Short problem: Locate each line in the records that contains the string "axis", and copy those lines out.

Raw records:
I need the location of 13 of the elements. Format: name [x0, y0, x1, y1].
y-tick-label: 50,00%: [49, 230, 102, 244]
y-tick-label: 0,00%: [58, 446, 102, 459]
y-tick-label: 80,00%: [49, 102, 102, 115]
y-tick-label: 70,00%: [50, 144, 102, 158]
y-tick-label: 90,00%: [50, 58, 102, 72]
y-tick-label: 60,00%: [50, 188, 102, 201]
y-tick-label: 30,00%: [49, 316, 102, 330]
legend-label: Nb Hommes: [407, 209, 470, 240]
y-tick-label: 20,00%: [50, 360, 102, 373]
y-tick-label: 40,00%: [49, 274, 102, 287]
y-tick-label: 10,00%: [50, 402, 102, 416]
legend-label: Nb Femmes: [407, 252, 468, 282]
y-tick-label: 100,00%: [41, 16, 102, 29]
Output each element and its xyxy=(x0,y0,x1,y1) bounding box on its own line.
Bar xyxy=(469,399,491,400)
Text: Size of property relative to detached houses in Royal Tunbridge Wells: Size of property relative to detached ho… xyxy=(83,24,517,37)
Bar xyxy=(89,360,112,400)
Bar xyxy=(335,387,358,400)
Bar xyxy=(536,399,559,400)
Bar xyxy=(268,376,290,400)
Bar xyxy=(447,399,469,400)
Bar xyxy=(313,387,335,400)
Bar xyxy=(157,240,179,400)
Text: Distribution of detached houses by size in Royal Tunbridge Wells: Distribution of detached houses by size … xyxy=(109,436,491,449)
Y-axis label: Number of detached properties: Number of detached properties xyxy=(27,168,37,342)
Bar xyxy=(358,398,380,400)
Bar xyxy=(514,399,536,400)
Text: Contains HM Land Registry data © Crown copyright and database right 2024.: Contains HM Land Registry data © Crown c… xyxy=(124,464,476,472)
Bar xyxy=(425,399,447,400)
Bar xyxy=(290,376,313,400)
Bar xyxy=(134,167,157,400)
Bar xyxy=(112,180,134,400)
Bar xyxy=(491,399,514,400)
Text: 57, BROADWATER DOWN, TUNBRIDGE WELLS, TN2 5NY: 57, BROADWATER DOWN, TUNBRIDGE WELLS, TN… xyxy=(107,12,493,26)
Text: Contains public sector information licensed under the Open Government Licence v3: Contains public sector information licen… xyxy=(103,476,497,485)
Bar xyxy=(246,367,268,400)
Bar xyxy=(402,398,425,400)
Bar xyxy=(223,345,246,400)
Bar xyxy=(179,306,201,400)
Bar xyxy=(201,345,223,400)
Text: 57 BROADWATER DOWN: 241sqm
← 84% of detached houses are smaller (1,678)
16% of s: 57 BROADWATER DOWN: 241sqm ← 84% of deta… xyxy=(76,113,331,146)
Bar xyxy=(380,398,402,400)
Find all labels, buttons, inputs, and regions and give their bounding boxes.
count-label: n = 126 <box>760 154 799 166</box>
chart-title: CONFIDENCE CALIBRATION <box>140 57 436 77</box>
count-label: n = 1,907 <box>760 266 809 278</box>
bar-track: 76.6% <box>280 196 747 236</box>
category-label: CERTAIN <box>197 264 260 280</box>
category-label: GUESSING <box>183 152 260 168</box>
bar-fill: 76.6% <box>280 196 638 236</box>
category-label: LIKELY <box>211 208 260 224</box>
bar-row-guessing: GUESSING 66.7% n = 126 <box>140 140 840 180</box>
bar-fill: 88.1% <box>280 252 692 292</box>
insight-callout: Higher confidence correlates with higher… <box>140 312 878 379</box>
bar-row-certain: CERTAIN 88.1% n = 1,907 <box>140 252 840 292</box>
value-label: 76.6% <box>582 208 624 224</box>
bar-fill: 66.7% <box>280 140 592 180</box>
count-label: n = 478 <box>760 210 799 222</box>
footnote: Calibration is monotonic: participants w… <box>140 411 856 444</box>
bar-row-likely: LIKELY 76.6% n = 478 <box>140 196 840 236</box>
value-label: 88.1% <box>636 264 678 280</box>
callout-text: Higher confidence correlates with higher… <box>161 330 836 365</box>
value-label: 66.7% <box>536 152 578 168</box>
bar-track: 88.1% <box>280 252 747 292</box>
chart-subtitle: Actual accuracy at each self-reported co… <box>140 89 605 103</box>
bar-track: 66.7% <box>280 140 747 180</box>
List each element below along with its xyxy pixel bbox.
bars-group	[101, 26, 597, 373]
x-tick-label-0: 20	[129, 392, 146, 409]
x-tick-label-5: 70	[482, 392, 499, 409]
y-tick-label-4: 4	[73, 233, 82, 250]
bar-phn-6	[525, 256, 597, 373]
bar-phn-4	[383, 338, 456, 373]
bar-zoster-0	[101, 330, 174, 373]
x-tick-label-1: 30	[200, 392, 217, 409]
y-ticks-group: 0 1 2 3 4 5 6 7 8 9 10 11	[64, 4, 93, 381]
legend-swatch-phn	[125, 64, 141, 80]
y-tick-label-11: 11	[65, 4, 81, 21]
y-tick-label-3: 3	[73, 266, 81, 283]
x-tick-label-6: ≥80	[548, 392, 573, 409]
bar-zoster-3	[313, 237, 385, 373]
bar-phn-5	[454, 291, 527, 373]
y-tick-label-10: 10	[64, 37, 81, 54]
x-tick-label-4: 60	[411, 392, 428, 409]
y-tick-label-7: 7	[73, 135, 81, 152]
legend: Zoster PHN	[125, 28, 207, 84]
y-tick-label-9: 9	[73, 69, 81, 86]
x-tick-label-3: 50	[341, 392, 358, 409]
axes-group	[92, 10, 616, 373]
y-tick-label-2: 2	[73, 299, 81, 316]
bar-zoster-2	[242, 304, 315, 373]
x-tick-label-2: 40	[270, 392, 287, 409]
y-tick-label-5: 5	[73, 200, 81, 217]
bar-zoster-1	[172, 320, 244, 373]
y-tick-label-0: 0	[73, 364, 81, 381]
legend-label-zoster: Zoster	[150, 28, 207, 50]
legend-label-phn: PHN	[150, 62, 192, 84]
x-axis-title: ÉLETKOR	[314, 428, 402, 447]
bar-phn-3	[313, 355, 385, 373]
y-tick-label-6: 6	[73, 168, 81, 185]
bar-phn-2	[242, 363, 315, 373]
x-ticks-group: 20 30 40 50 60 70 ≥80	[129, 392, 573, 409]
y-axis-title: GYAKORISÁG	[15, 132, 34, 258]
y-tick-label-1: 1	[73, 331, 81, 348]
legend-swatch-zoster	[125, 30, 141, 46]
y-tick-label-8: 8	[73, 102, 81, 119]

The answer:
Y-axis label: Number of detached properties: Number of detached properties xyxy=(27,168,37,342)
x-axis-title: ÉLETKOR	[314, 428, 402, 447]
y-axis-title: GYAKORISÁG	[15, 132, 34, 258]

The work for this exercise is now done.